● **Description of the task**: Find each line holding the word "Implementar" and give the total alone.

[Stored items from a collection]
⁂

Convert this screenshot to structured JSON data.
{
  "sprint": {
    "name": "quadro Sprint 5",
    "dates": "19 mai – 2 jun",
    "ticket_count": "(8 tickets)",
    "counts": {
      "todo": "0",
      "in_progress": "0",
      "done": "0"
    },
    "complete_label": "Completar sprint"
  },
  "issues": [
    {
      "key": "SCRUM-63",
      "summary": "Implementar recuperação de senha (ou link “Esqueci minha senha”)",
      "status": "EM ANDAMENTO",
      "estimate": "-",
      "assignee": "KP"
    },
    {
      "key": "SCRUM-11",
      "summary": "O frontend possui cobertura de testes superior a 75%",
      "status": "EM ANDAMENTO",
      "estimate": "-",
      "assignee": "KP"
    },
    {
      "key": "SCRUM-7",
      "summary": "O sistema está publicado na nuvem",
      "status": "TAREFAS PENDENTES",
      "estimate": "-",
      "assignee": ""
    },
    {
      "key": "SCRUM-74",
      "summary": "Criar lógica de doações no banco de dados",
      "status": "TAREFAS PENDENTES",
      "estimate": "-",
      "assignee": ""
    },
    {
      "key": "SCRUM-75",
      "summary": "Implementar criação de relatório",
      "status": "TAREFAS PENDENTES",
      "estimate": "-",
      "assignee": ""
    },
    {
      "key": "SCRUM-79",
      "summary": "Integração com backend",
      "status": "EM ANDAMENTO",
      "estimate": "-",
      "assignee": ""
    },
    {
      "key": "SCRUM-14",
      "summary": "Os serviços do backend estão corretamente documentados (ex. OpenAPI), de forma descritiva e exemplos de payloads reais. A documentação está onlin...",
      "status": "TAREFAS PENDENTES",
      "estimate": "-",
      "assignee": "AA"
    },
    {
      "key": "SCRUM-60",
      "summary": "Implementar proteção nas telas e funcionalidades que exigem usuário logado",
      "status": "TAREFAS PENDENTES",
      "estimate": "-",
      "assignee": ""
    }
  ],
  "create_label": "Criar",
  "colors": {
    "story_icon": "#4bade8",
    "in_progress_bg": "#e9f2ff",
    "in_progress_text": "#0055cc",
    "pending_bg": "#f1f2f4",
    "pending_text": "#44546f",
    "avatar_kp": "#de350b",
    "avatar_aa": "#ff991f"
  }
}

⁂

● **Solution below**: 3